**Raw records:**

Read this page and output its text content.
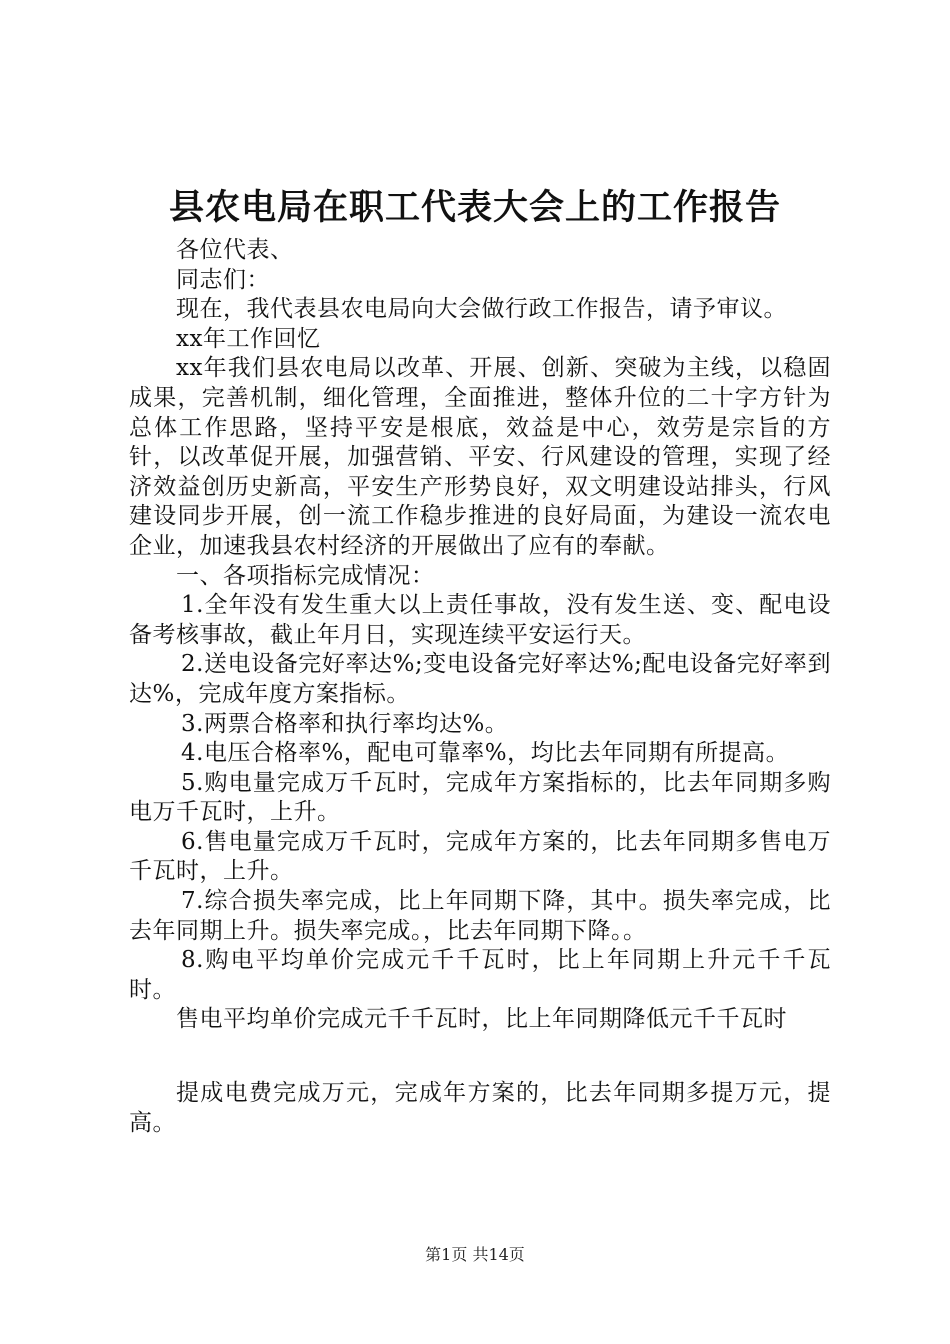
县农电局在职工代表大会上的工作报告

各位代表、

同志们：

现在，我代表县农电局向大会做行政工作报告，请予审议。

xx年工作回忆

xx年我们县农电局以改革、开展、创新、突破为主线，以稳固成果，完善机制，细化管理，全面推进，整体升位的二十字方针为总体工作思路，坚持平安是根底，效益是中心，效劳是宗旨的方针，以改革促开展，加强营销、平安、行风建设的管理，实现了经济效益创历史新高，平安生产形势良好，双文明建设站排头，行风建设同步开展，创一流工作稳步推进的良好局面，为建设一流农电企业，加速我县农村经济的开展做出了应有的奉献。

一、各项指标完成情况：

1.全年没有发生重大以上责任事故，没有发生送、变、配电设备考核事故，截止年月日，实现连续平安运行天。

2.送电设备完好率达%;变电设备完好率达%;配电设备完好率到达%，完成年度方案指标。

3.两票合格率和执行率均达%。

4.电压合格率%，配电可靠率%，均比去年同期有所提高。

5.购电量完成万千瓦时，完成年方案指标的，比去年同期多购电万千瓦时，上升。

6.售电量完成万千瓦时，完成年方案的，比去年同期多售电万千瓦时，上升。

7.综合损失率完成，比上年同期下降，其中。损失率完成，比去年同期上升。损失率完成。，比去年同期下降。。

8.购电平均单价完成元千千瓦时，比上年同期上升元千千瓦时。

售电平均单价完成元千千瓦时，比上年同期降低元千千瓦时

提成电费完成万元，完成年方案的，比去年同期多提万元，提高。

第1页 共14页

**The exercise:**
Without including any pictures, output all the entries above exactly.

**Solution for this exercise:**
Read this page and output its text content.
县农电局在职工代表大会上的工作报告

各位代表、

同志们：

现在，我代表县农电局向大会做行政工作报告，请予审议。

xx年工作回忆

xx年我们县农电局以改革、开展、创新、突破为主线，以稳固成果，完善机制，细化管理，全面推进，整体升位的二十字方针为总体工作思路，坚持平安是根底，效益是中心，效劳是宗旨的方针，以改革促开展，加强营销、平安、行风建设的管理，实现了经济效益创历史新高，平安生产形势良好，双文明建设站排头，行风建设同步开展，创一流工作稳步推进的良好局面，为建设一流农电企业，加速我县农村经济的开展做出了应有的奉献。

一、各项指标完成情况：

1.全年没有发生重大以上责任事故，没有发生送、变、配电设备考核事故，截止年月日，实现连续平安运行天。

2.送电设备完好率达%;变电设备完好率达%;配电设备完好率到达%，完成年度方案指标。

3.两票合格率和执行率均达%。

4.电压合格率%，配电可靠率%，均比去年同期有所提高。

5.购电量完成万千瓦时，完成年方案指标的，比去年同期多购电万千瓦时，上升。

6.售电量完成万千瓦时，完成年方案的，比去年同期多售电万千瓦时，上升。

7.综合损失率完成，比上年同期下降，其中。损失率完成，比去年同期上升。损失率完成。，比去年同期下降。。

8.购电平均单价完成元千千瓦时，比上年同期上升元千千瓦时。

售电平均单价完成元千千瓦时，比上年同期降低元千千瓦时

提成电费完成万元，完成年方案的，比去年同期多提万元，提高。

第1页 共14页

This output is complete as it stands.